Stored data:
★ ★ ★

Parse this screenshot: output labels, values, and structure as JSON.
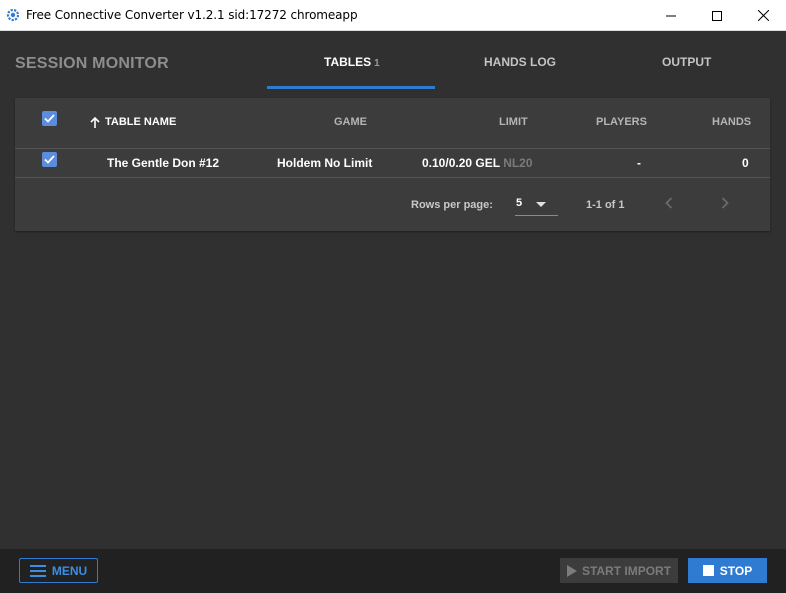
{
  "window": {
    "title": "Free Connective Converter v1.2.1 sid:17272 chromeapp",
    "minimize_icon": "minimize-icon",
    "maximize_icon": "maximize-icon",
    "close_icon": "close-icon"
  },
  "header": {
    "title": "SESSION MONITOR",
    "tabs": [
      {
        "label": "TABLES",
        "count": "1",
        "active": true
      },
      {
        "label": "HANDS LOG",
        "active": false
      },
      {
        "label": "OUTPUT",
        "active": false
      }
    ]
  },
  "table": {
    "columns": {
      "name": "TABLE NAME",
      "game": "GAME",
      "limit": "LIMIT",
      "players": "PLAYERS",
      "hands": "HANDS"
    },
    "sort_icon": "arrow-up-icon",
    "rows": [
      {
        "selected": true,
        "name": "The Gentle Don #12",
        "game": "Holdem No Limit",
        "limit": "0.10/0.20 GEL",
        "limit_short": "NL20",
        "players": "-",
        "hands": "0"
      }
    ],
    "pagination": {
      "rows_per_page_label": "Rows per page:",
      "rows_per_page": "5",
      "range": "1-1 of 1"
    }
  },
  "footer": {
    "menu_label": "MENU",
    "start_label": "START IMPORT",
    "stop_label": "STOP"
  },
  "colors": {
    "accent": "#2f7bd1",
    "background": "#303030",
    "card": "#3c3c3c",
    "bottom_bar": "#212121"
  }
}
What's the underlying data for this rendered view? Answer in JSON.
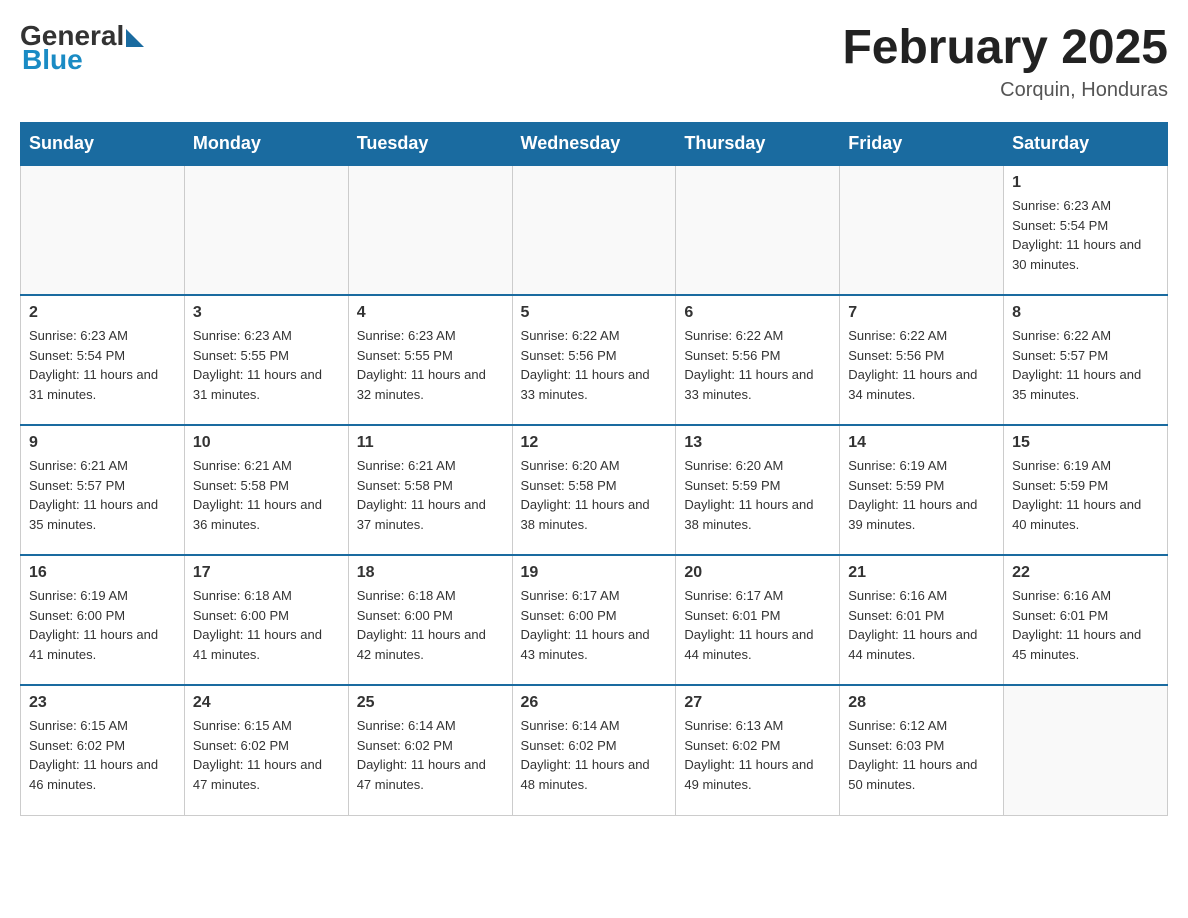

★ ★ ★

• Description of the task: Of all the lines in the listing above, how many contain the word "title"? Answer with the number alone.

• Task output: 2